— Start of Records shown —
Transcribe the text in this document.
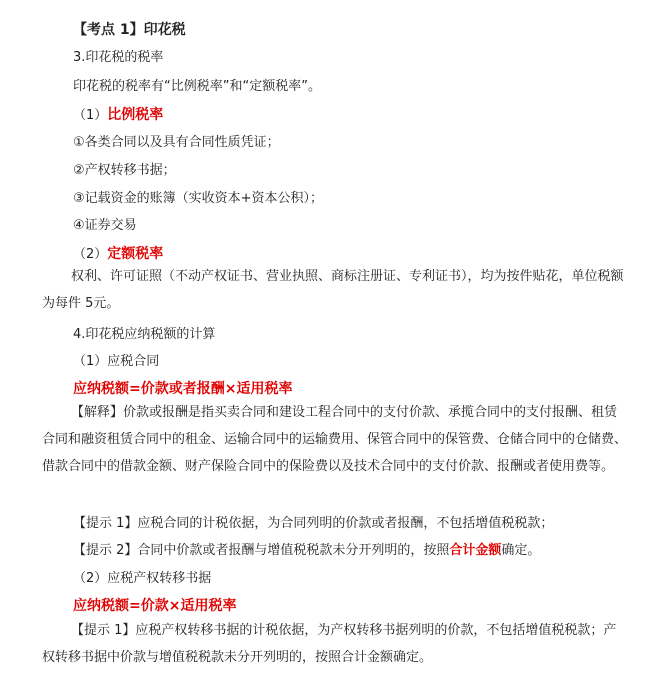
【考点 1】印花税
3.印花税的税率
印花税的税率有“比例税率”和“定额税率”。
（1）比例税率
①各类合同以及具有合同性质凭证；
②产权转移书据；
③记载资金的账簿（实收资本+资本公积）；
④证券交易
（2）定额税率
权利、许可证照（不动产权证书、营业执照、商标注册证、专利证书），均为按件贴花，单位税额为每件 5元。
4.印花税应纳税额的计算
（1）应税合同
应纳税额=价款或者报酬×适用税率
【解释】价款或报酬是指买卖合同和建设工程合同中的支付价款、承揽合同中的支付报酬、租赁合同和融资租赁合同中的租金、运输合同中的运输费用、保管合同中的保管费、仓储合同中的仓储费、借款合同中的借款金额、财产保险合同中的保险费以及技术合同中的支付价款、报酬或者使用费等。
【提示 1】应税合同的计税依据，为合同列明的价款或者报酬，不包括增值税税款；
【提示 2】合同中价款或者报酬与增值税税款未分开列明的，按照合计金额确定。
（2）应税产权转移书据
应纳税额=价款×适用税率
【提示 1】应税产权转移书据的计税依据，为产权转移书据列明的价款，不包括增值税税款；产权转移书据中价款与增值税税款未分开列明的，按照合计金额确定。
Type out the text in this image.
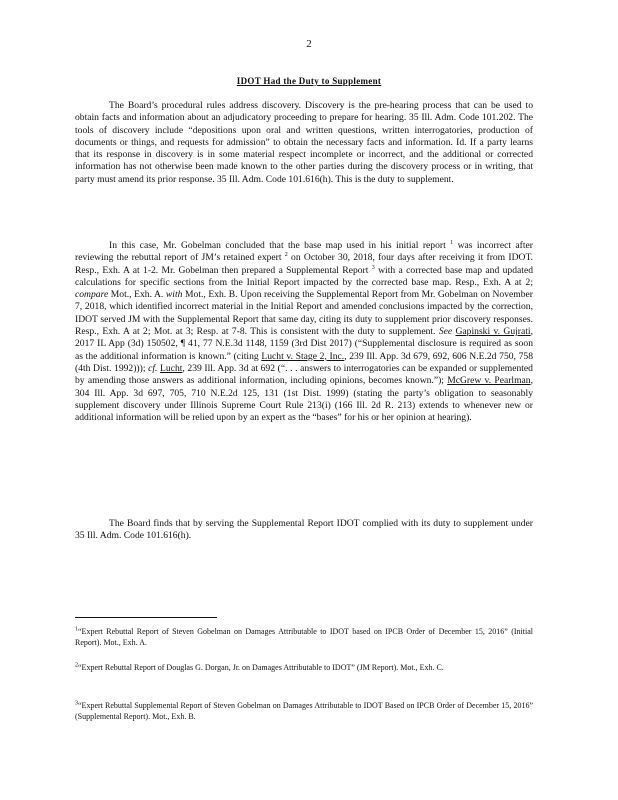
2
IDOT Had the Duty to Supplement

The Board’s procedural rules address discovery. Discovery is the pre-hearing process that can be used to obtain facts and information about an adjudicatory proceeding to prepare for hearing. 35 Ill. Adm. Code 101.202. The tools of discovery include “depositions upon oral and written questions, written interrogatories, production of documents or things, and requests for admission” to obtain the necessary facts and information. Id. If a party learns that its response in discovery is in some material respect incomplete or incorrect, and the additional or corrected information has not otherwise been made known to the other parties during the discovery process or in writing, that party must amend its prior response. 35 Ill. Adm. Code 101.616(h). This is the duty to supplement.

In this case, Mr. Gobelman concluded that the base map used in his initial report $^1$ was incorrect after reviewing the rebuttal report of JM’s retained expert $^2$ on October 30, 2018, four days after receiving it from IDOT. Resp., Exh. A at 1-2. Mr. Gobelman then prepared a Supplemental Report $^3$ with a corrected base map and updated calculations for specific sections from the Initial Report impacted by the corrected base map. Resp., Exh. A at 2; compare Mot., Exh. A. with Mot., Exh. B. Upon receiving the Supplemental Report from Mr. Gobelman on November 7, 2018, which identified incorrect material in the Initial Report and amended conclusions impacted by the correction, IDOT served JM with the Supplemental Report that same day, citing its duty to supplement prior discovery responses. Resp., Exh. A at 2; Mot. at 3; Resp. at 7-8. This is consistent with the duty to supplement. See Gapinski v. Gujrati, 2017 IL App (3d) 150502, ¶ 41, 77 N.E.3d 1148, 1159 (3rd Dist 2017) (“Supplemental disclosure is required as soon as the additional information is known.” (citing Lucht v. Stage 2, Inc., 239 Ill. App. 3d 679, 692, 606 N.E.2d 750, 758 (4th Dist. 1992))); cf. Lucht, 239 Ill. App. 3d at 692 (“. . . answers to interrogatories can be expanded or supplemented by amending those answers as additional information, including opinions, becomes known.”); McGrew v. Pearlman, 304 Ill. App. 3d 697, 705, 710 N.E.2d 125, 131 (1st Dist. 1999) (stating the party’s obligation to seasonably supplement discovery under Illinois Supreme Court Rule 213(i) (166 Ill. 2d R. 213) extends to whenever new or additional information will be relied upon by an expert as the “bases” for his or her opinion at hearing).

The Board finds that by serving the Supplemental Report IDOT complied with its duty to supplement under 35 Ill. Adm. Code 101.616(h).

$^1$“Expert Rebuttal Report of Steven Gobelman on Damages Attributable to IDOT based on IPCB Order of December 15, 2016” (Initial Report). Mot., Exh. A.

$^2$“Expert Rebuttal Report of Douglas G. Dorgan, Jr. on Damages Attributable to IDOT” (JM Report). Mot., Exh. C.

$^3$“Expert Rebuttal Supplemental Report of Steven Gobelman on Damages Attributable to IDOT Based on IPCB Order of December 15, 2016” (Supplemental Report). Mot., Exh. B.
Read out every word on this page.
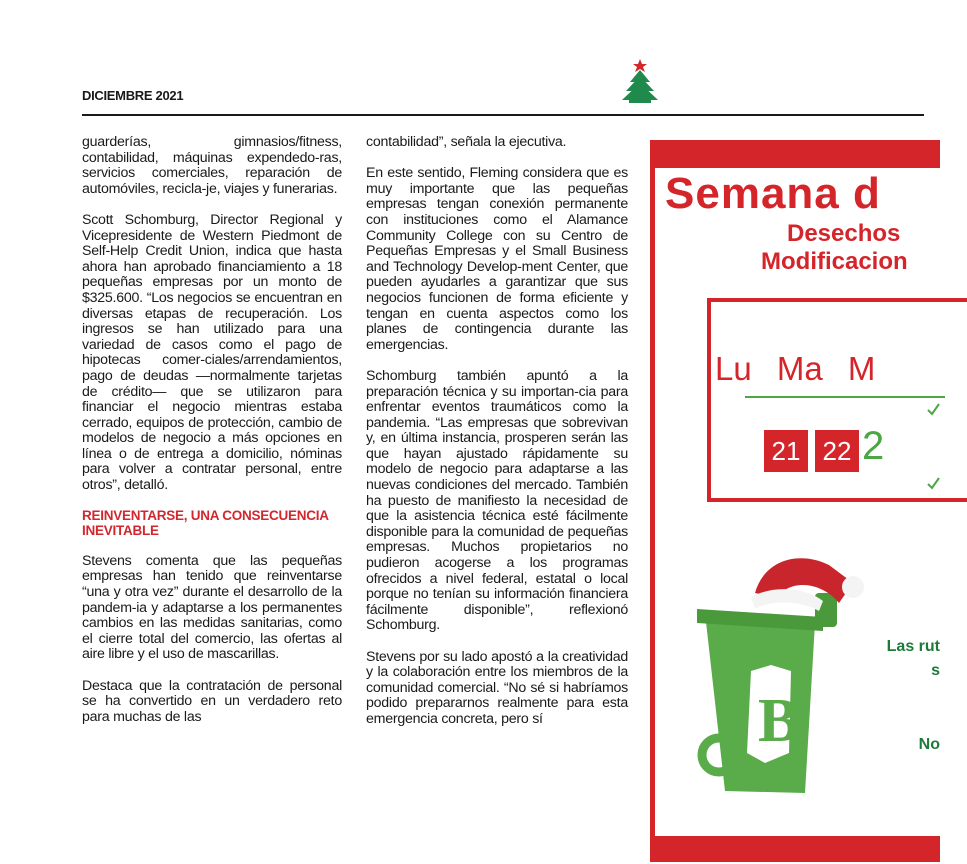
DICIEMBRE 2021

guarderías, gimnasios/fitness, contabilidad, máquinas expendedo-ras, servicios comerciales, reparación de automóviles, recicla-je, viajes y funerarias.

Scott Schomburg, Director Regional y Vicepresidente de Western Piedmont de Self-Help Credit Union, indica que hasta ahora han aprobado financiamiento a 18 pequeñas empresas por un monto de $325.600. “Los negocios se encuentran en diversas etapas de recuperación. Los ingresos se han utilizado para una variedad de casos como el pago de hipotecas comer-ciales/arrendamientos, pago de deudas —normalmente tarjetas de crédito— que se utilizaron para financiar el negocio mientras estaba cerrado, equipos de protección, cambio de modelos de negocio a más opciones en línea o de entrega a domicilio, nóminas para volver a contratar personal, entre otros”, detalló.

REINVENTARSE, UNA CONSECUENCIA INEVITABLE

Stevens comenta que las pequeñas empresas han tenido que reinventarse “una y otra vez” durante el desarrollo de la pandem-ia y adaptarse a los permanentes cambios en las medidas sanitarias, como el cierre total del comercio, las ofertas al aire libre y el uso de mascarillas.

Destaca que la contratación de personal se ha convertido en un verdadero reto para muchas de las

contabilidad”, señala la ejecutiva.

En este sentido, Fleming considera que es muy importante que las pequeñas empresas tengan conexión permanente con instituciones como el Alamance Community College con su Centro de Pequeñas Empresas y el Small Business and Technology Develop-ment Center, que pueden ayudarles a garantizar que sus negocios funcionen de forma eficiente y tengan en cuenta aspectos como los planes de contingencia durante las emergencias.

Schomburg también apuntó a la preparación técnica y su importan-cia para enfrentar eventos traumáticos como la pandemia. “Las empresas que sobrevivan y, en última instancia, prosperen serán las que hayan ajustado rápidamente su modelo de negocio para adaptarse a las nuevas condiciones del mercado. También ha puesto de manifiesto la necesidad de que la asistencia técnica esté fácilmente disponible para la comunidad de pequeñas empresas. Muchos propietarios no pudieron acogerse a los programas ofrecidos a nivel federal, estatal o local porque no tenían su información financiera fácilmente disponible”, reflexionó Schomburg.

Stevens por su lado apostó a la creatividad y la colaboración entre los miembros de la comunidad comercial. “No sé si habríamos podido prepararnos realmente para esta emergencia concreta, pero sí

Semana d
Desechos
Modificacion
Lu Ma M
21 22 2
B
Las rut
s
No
— End of Records shown —
▶ Work instructions
Please write out all the data again word for word, but not the pictures.

▶ Complete response
Transcribe the text in this document.
【考点 1】印花税
3.印花税的税率
印花税的税率有“比例税率”和“定额税率”。
（1）比例税率
①各类合同以及具有合同性质凭证；
②产权转移书据；
③记载资金的账簿（实收资本+资本公积）；
④证券交易
（2）定额税率
权利、许可证照（不动产权证书、营业执照、商标注册证、专利证书），均为按件贴花，单位税额为每件 5元。
4.印花税应纳税额的计算
（1）应税合同
应纳税额=价款或者报酬×适用税率
【解释】价款或报酬是指买卖合同和建设工程合同中的支付价款、承揽合同中的支付报酬、租赁合同和融资租赁合同中的租金、运输合同中的运输费用、保管合同中的保管费、仓储合同中的仓储费、借款合同中的借款金额、财产保险合同中的保险费以及技术合同中的支付价款、报酬或者使用费等。
【提示 1】应税合同的计税依据，为合同列明的价款或者报酬，不包括增值税税款；
【提示 2】合同中价款或者报酬与增值税税款未分开列明的，按照合计金额确定。
（2）应税产权转移书据
应纳税额=价款×适用税率
【提示 1】应税产权转移书据的计税依据，为产权转移书据列明的价款，不包括增值税税款；产权转移书据中价款与增值税税款未分开列明的，按照合计金额确定。
Type out the text in this image.
2
IDOT Had the Duty to Supplement

The Board’s procedural rules address discovery. Discovery is the pre-hearing process that can be used to obtain facts and information about an adjudicatory proceeding to prepare for hearing. 35 Ill. Adm. Code 101.202. The tools of discovery include “depositions upon oral and written questions, written interrogatories, production of documents or things, and requests for admission” to obtain the necessary facts and information. Id. If a party learns that its response in discovery is in some material respect incomplete or incorrect, and the additional or corrected information has not otherwise been made known to the other parties during the discovery process or in writing, that party must amend its prior response. 35 Ill. Adm. Code 101.616(h). This is the duty to supplement.

In this case, Mr. Gobelman concluded that the base map used in his initial report $^1$ was incorrect after reviewing the rebuttal report of JM’s retained expert $^2$ on October 30, 2018, four days after receiving it from IDOT. Resp., Exh. A at 1-2. Mr. Gobelman then prepared a Supplemental Report $^3$ with a corrected base map and updated calculations for specific sections from the Initial Report impacted by the corrected base map. Resp., Exh. A at 2; compare Mot., Exh. A. with Mot., Exh. B. Upon receiving the Supplemental Report from Mr. Gobelman on November 7, 2018, which identified incorrect material in the Initial Report and amended conclusions impacted by the correction, IDOT served JM with the Supplemental Report that same day, citing its duty to supplement prior discovery responses. Resp., Exh. A at 2; Mot. at 3; Resp. at 7-8. This is consistent with the duty to supplement. See Gapinski v. Gujrati, 2017 IL App (3d) 150502, ¶ 41, 77 N.E.3d 1148, 1159 (3rd Dist 2017) (“Supplemental disclosure is required as soon as the additional information is known.” (citing Lucht v. Stage 2, Inc., 239 Ill. App. 3d 679, 692, 606 N.E.2d 750, 758 (4th Dist. 1992))); cf. Lucht, 239 Ill. App. 3d at 692 (“. . . answers to interrogatories can be expanded or supplemented by amending those answers as additional information, including opinions, becomes known.”); McGrew v. Pearlman, 304 Ill. App. 3d 697, 705, 710 N.E.2d 125, 131 (1st Dist. 1999) (stating the party’s obligation to seasonably supplement discovery under Illinois Supreme Court Rule 213(i) (166 Ill. 2d R. 213) extends to whenever new or additional information will be relied upon by an expert as the “bases” for his or her opinion at hearing).

The Board finds that by serving the Supplemental Report IDOT complied with its duty to supplement under 35 Ill. Adm. Code 101.616(h).

$^1$“Expert Rebuttal Report of Steven Gobelman on Damages Attributable to IDOT based on IPCB Order of December 15, 2016” (Initial Report). Mot., Exh. A.

$^2$“Expert Rebuttal Report of Douglas G. Dorgan, Jr. on Damages Attributable to IDOT” (JM Report). Mot., Exh. C.

$^3$“Expert Rebuttal Supplemental Report of Steven Gobelman on Damages Attributable to IDOT Based on IPCB Order of December 15, 2016” (Supplemental Report). Mot., Exh. B.
Read out every word on this page.
DICIEMBRE 2021

guarderías, gimnasios/fitness, contabilidad, máquinas expendedo-ras, servicios comerciales, reparación de automóviles, recicla-je, viajes y funerarias.

Scott Schomburg, Director Regional y Vicepresidente de Western Piedmont de Self-Help Credit Union, indica que hasta ahora han aprobado financiamiento a 18 pequeñas empresas por un monto de $325.600. “Los negocios se encuentran en diversas etapas de recuperación. Los ingresos se han utilizado para una variedad de casos como el pago de hipotecas comer-ciales/arrendamientos, pago de deudas —normalmente tarjetas de crédito— que se utilizaron para financiar el negocio mientras estaba cerrado, equipos de protección, cambio de modelos de negocio a más opciones en línea o de entrega a domicilio, nóminas para volver a contratar personal, entre otros”, detalló.

REINVENTARSE, UNA CONSECUENCIA INEVITABLE

Stevens comenta que las pequeñas empresas han tenido que reinventarse “una y otra vez” durante el desarrollo de la pandem-ia y adaptarse a los permanentes cambios en las medidas sanitarias, como el cierre total del comercio, las ofertas al aire libre y el uso de mascarillas.

Destaca que la contratación de personal se ha convertido en un verdadero reto para muchas de las

contabilidad”, señala la ejecutiva.

En este sentido, Fleming considera que es muy importante que las pequeñas empresas tengan conexión permanente con instituciones como el Alamance Community College con su Centro de Pequeñas Empresas y el Small Business and Technology Develop-ment Center, que pueden ayudarles a garantizar que sus negocios funcionen de forma eficiente y tengan en cuenta aspectos como los planes de contingencia durante las emergencias.

Schomburg también apuntó a la preparación técnica y su importan-cia para enfrentar eventos traumáticos como la pandemia. “Las empresas que sobrevivan y, en última instancia, prosperen serán las que hayan ajustado rápidamente su modelo de negocio para adaptarse a las nuevas condiciones del mercado. También ha puesto de manifiesto la necesidad de que la asistencia técnica esté fácilmente disponible para la comunidad de pequeñas empresas. Muchos propietarios no pudieron acogerse a los programas ofrecidos a nivel federal, estatal o local porque no tenían su información financiera fácilmente disponible”, reflexionó Schomburg.

Stevens por su lado apostó a la creatividad y la colaboración entre los miembros de la comunidad comercial. “No sé si habríamos podido prepararnos realmente para esta emergencia concreta, pero sí

Semana d
Desechos
Modificacion
Lu Ma M
21 22 2
B
Las rut
s
No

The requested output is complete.